** begin **

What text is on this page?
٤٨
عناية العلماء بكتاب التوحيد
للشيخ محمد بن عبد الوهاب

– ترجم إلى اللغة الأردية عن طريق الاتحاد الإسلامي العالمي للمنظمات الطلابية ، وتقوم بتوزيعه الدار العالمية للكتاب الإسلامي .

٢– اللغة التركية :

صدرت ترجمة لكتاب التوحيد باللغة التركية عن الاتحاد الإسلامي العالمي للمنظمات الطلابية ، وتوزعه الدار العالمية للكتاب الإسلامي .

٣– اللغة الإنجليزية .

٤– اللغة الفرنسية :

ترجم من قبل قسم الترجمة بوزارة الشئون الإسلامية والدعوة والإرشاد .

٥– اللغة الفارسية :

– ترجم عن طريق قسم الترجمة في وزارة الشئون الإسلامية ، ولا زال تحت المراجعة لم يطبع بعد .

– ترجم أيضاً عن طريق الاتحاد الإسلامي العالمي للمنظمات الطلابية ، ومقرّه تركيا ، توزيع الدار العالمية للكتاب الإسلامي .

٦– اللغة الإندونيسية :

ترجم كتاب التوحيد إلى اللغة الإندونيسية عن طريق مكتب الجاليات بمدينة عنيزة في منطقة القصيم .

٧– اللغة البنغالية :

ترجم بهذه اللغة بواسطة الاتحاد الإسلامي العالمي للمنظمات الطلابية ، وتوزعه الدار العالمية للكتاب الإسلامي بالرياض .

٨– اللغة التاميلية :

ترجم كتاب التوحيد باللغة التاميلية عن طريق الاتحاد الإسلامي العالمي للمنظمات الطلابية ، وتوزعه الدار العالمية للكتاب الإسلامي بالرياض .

** end **
** begin **

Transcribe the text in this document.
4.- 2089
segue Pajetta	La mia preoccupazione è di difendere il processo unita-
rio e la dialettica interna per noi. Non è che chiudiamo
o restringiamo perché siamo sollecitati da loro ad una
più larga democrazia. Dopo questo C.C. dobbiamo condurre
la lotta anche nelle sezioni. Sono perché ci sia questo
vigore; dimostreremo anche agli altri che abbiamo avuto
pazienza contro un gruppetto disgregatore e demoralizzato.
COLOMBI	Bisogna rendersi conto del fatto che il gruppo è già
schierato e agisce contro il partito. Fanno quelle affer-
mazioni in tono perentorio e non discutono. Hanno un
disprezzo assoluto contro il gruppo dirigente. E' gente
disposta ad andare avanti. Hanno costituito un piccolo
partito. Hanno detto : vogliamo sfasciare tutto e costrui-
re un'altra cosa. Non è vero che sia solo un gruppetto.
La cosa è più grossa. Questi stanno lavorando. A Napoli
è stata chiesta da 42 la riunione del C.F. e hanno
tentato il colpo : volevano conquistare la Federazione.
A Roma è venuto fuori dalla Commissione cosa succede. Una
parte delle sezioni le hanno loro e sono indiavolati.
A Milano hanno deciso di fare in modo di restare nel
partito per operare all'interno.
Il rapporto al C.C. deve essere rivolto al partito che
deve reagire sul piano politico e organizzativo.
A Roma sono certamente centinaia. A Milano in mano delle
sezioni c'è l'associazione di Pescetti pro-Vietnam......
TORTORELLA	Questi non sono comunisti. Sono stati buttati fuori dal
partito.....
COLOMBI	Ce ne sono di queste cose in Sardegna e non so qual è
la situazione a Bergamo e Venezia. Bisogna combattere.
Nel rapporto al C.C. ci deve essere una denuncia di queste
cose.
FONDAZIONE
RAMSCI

** end **

» **STATED PROBLEM**
Find every line in the entries that includes the word "partito", then state how many there are and nothing else.

» **ANSWER IN FULL**
5